Goal »
Your copy of the material below should match it exactly, except that it holds no pictures.

Records for the task »
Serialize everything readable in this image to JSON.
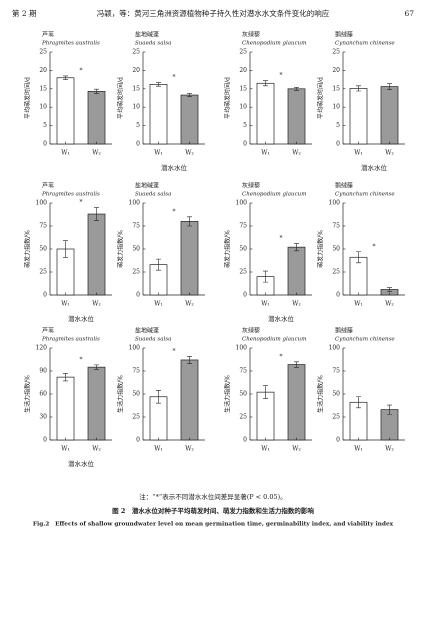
{
  "header": {
    "issue": "第 2 期",
    "running_title": "冯颖，等：黄河三角洲资源植物种子持久性对潜水水文条件变化的响应",
    "page": "67"
  },
  "chart_data": [
    {
      "type": "bar",
      "title": "芦苇",
      "subtitle": "Phragmites australis",
      "ylabel": "平均萌发时间/d",
      "categories": [
        "W₁",
        "W₂"
      ],
      "values": [
        18,
        14.3
      ],
      "errors": [
        0.5,
        0.6
      ],
      "colors": [
        "#ffffff",
        "#9a9a9a"
      ],
      "annotation": "*",
      "ylim": [
        0,
        25
      ],
      "yticks": [
        0,
        5,
        10,
        15,
        20,
        25
      ]
    },
    {
      "type": "bar",
      "title": "盐地碱蓬",
      "subtitle": "Suaeda salsa",
      "ylabel": "平均萌发时间/d",
      "categories": [
        "W₁",
        "W₂"
      ],
      "values": [
        16.2,
        13.3
      ],
      "errors": [
        0.5,
        0.4
      ],
      "colors": [
        "#ffffff",
        "#9a9a9a"
      ],
      "annotation": "*",
      "ylim": [
        0,
        25
      ],
      "yticks": [
        0,
        5,
        10,
        15,
        20,
        25
      ],
      "xlabel": "潜水水位"
    },
    {
      "type": "bar",
      "title": "灰绿藜",
      "subtitle": "Chenopodium glaucum",
      "ylabel": "平均萌发时间/d",
      "categories": [
        "W₁",
        "W₂"
      ],
      "values": [
        16.5,
        15
      ],
      "errors": [
        0.7,
        0.4
      ],
      "colors": [
        "#ffffff",
        "#9a9a9a"
      ],
      "annotation": "*",
      "ylim": [
        0,
        25
      ],
      "yticks": [
        0,
        5,
        10,
        15,
        20,
        25
      ]
    },
    {
      "type": "bar",
      "title": "鹅绒藤",
      "subtitle": "Cynanchum chinense",
      "ylabel": "平均萌发时间/d",
      "categories": [
        "W₁",
        "W₂"
      ],
      "values": [
        15.1,
        15.6
      ],
      "errors": [
        0.7,
        0.8
      ],
      "colors": [
        "#ffffff",
        "#9a9a9a"
      ],
      "ylim": [
        0,
        25
      ],
      "yticks": [
        0,
        5,
        10,
        15,
        20,
        25
      ],
      "xlabel": "潜水水位"
    },
    {
      "type": "bar",
      "title": "芦苇",
      "subtitle": "Phragmites australis",
      "ylabel": "萌发力指数/%",
      "categories": [
        "W₁",
        "W₂"
      ],
      "values": [
        50,
        88
      ],
      "errors": [
        9,
        7
      ],
      "colors": [
        "#ffffff",
        "#9a9a9a"
      ],
      "annotation": "*",
      "ylim": [
        0,
        100
      ],
      "yticks": [
        0,
        25,
        50,
        75,
        100
      ],
      "xlabel": "潜水水位"
    },
    {
      "type": "bar",
      "title": "盐地碱蓬",
      "subtitle": "Suaeda salsa",
      "ylabel": "萌发力指数/%",
      "categories": [
        "W₁",
        "W₂"
      ],
      "values": [
        33,
        80
      ],
      "errors": [
        6,
        5
      ],
      "colors": [
        "#ffffff",
        "#9a9a9a"
      ],
      "annotation": "*",
      "ylim": [
        0,
        100
      ],
      "yticks": [
        0,
        25,
        50,
        75,
        100
      ]
    },
    {
      "type": "bar",
      "title": "灰绿藜",
      "subtitle": "Chenopodium glaucum",
      "ylabel": "萌发力指数/%",
      "categories": [
        "W₁",
        "W₂"
      ],
      "values": [
        20,
        52
      ],
      "errors": [
        6,
        4
      ],
      "colors": [
        "#ffffff",
        "#9a9a9a"
      ],
      "annotation": "*",
      "ylim": [
        0,
        100
      ],
      "yticks": [
        0,
        25,
        50,
        75,
        100
      ],
      "xlabel": "潜水水位"
    },
    {
      "type": "bar",
      "title": "鹅绒藤",
      "subtitle": "Cynanchum chinense",
      "ylabel": "萌发力指数/%",
      "categories": [
        "W₁",
        "W₂"
      ],
      "values": [
        41,
        6
      ],
      "errors": [
        6,
        2
      ],
      "colors": [
        "#ffffff",
        "#9a9a9a"
      ],
      "annotation": "*",
      "ylim": [
        0,
        100
      ],
      "yticks": [
        0,
        25,
        50,
        75,
        100
      ]
    },
    {
      "type": "bar",
      "title": "芦苇",
      "subtitle": "Phragmites australis",
      "ylabel": "生活力指数/%",
      "categories": [
        "W₁",
        "W₂"
      ],
      "values": [
        82,
        95
      ],
      "errors": [
        5,
        3
      ],
      "colors": [
        "#ffffff",
        "#9a9a9a"
      ],
      "annotation": "*",
      "ylim": [
        0,
        120
      ],
      "yticks": [
        0,
        30,
        60,
        90,
        120
      ],
      "xlabel": "潜水水位"
    },
    {
      "type": "bar",
      "title": "盐地碱蓬",
      "subtitle": "Suaeda salsa",
      "ylabel": "生活力指数/%",
      "categories": [
        "W₁",
        "W₂"
      ],
      "values": [
        47,
        87
      ],
      "errors": [
        7,
        4
      ],
      "colors": [
        "#ffffff",
        "#9a9a9a"
      ],
      "annotation": "*",
      "ylim": [
        0,
        100
      ],
      "yticks": [
        0,
        25,
        50,
        75,
        100
      ]
    },
    {
      "type": "bar",
      "title": "灰绿藜",
      "subtitle": "Chenopodium glaucum",
      "ylabel": "生活力指数/%",
      "categories": [
        "W₁",
        "W₂"
      ],
      "values": [
        52,
        82
      ],
      "errors": [
        7,
        3
      ],
      "colors": [
        "#ffffff",
        "#9a9a9a"
      ],
      "annotation": "*",
      "ylim": [
        0,
        100
      ],
      "yticks": [
        0,
        25,
        50,
        75,
        100
      ]
    },
    {
      "type": "bar",
      "title": "鹅绒藤",
      "subtitle": "Cynanchum chinense",
      "ylabel": "生活力指数/%",
      "categories": [
        "W₁",
        "W₂"
      ],
      "values": [
        41,
        33
      ],
      "errors": [
        6,
        5
      ],
      "colors": [
        "#ffffff",
        "#9a9a9a"
      ],
      "ylim": [
        0,
        100
      ],
      "yticks": [
        0,
        25,
        50,
        75,
        100
      ]
    }
  ],
  "footer": {
    "note": "注：“*”表示不同潜水水位间差异显著(P < 0.05)。",
    "caption": "图 2　潜水水位对种子平均萌发时间、萌发力指数和生活力指数的影响",
    "caption_en": "Fig.2　Effects of shallow groundwater level on mean germination time, germinability index, and viability index"
  }
}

Full solution »
Serialize everything readable in this image to JSON.
{
  "header": {
    "issue": "第 2 期",
    "running_title": "冯颖，等：黄河三角洲资源植物种子持久性对潜水水文条件变化的响应",
    "page": "67"
  },
  "chart_data": [
    {
      "type": "bar",
      "title": "芦苇",
      "subtitle": "Phragmites australis",
      "ylabel": "平均萌发时间/d",
      "categories": [
        "W₁",
        "W₂"
      ],
      "values": [
        18,
        14.3
      ],
      "errors": [
        0.5,
        0.6
      ],
      "colors": [
        "#ffffff",
        "#9a9a9a"
      ],
      "annotation": "*",
      "ylim": [
        0,
        25
      ],
      "yticks": [
        0,
        5,
        10,
        15,
        20,
        25
      ]
    },
    {
      "type": "bar",
      "title": "盐地碱蓬",
      "subtitle": "Suaeda salsa",
      "ylabel": "平均萌发时间/d",
      "categories": [
        "W₁",
        "W₂"
      ],
      "values": [
        16.2,
        13.3
      ],
      "errors": [
        0.5,
        0.4
      ],
      "colors": [
        "#ffffff",
        "#9a9a9a"
      ],
      "annotation": "*",
      "ylim": [
        0,
        25
      ],
      "yticks": [
        0,
        5,
        10,
        15,
        20,
        25
      ],
      "xlabel": "潜水水位"
    },
    {
      "type": "bar",
      "title": "灰绿藜",
      "subtitle": "Chenopodium glaucum",
      "ylabel": "平均萌发时间/d",
      "categories": [
        "W₁",
        "W₂"
      ],
      "values": [
        16.5,
        15
      ],
      "errors": [
        0.7,
        0.4
      ],
      "colors": [
        "#ffffff",
        "#9a9a9a"
      ],
      "annotation": "*",
      "ylim": [
        0,
        25
      ],
      "yticks": [
        0,
        5,
        10,
        15,
        20,
        25
      ]
    },
    {
      "type": "bar",
      "title": "鹅绒藤",
      "subtitle": "Cynanchum chinense",
      "ylabel": "平均萌发时间/d",
      "categories": [
        "W₁",
        "W₂"
      ],
      "values": [
        15.1,
        15.6
      ],
      "errors": [
        0.7,
        0.8
      ],
      "colors": [
        "#ffffff",
        "#9a9a9a"
      ],
      "ylim": [
        0,
        25
      ],
      "yticks": [
        0,
        5,
        10,
        15,
        20,
        25
      ],
      "xlabel": "潜水水位"
    },
    {
      "type": "bar",
      "title": "芦苇",
      "subtitle": "Phragmites australis",
      "ylabel": "萌发力指数/%",
      "categories": [
        "W₁",
        "W₂"
      ],
      "values": [
        50,
        88
      ],
      "errors": [
        9,
        7
      ],
      "colors": [
        "#ffffff",
        "#9a9a9a"
      ],
      "annotation": "*",
      "ylim": [
        0,
        100
      ],
      "yticks": [
        0,
        25,
        50,
        75,
        100
      ],
      "xlabel": "潜水水位"
    },
    {
      "type": "bar",
      "title": "盐地碱蓬",
      "subtitle": "Suaeda salsa",
      "ylabel": "萌发力指数/%",
      "categories": [
        "W₁",
        "W₂"
      ],
      "values": [
        33,
        80
      ],
      "errors": [
        6,
        5
      ],
      "colors": [
        "#ffffff",
        "#9a9a9a"
      ],
      "annotation": "*",
      "ylim": [
        0,
        100
      ],
      "yticks": [
        0,
        25,
        50,
        75,
        100
      ]
    },
    {
      "type": "bar",
      "title": "灰绿藜",
      "subtitle": "Chenopodium glaucum",
      "ylabel": "萌发力指数/%",
      "categories": [
        "W₁",
        "W₂"
      ],
      "values": [
        20,
        52
      ],
      "errors": [
        6,
        4
      ],
      "colors": [
        "#ffffff",
        "#9a9a9a"
      ],
      "annotation": "*",
      "ylim": [
        0,
        100
      ],
      "yticks": [
        0,
        25,
        50,
        75,
        100
      ],
      "xlabel": "潜水水位"
    },
    {
      "type": "bar",
      "title": "鹅绒藤",
      "subtitle": "Cynanchum chinense",
      "ylabel": "萌发力指数/%",
      "categories": [
        "W₁",
        "W₂"
      ],
      "values": [
        41,
        6
      ],
      "errors": [
        6,
        2
      ],
      "colors": [
        "#ffffff",
        "#9a9a9a"
      ],
      "annotation": "*",
      "ylim": [
        0,
        100
      ],
      "yticks": [
        0,
        25,
        50,
        75,
        100
      ]
    },
    {
      "type": "bar",
      "title": "芦苇",
      "subtitle": "Phragmites australis",
      "ylabel": "生活力指数/%",
      "categories": [
        "W₁",
        "W₂"
      ],
      "values": [
        82,
        95
      ],
      "errors": [
        5,
        3
      ],
      "colors": [
        "#ffffff",
        "#9a9a9a"
      ],
      "annotation": "*",
      "ylim": [
        0,
        120
      ],
      "yticks": [
        0,
        30,
        60,
        90,
        120
      ],
      "xlabel": "潜水水位"
    },
    {
      "type": "bar",
      "title": "盐地碱蓬",
      "subtitle": "Suaeda salsa",
      "ylabel": "生活力指数/%",
      "categories": [
        "W₁",
        "W₂"
      ],
      "values": [
        47,
        87
      ],
      "errors": [
        7,
        4
      ],
      "colors": [
        "#ffffff",
        "#9a9a9a"
      ],
      "annotation": "*",
      "ylim": [
        0,
        100
      ],
      "yticks": [
        0,
        25,
        50,
        75,
        100
      ]
    },
    {
      "type": "bar",
      "title": "灰绿藜",
      "subtitle": "Chenopodium glaucum",
      "ylabel": "生活力指数/%",
      "categories": [
        "W₁",
        "W₂"
      ],
      "values": [
        52,
        82
      ],
      "errors": [
        7,
        3
      ],
      "colors": [
        "#ffffff",
        "#9a9a9a"
      ],
      "annotation": "*",
      "ylim": [
        0,
        100
      ],
      "yticks": [
        0,
        25,
        50,
        75,
        100
      ]
    },
    {
      "type": "bar",
      "title": "鹅绒藤",
      "subtitle": "Cynanchum chinense",
      "ylabel": "生活力指数/%",
      "categories": [
        "W₁",
        "W₂"
      ],
      "values": [
        41,
        33
      ],
      "errors": [
        6,
        5
      ],
      "colors": [
        "#ffffff",
        "#9a9a9a"
      ],
      "ylim": [
        0,
        100
      ],
      "yticks": [
        0,
        25,
        50,
        75,
        100
      ]
    }
  ],
  "footer": {
    "note": "注：“*”表示不同潜水水位间差异显著(P < 0.05)。",
    "caption": "图 2　潜水水位对种子平均萌发时间、萌发力指数和生活力指数的影响",
    "caption_en": "Fig.2　Effects of shallow groundwater level on mean germination time, germinability index, and viability index"
  }
}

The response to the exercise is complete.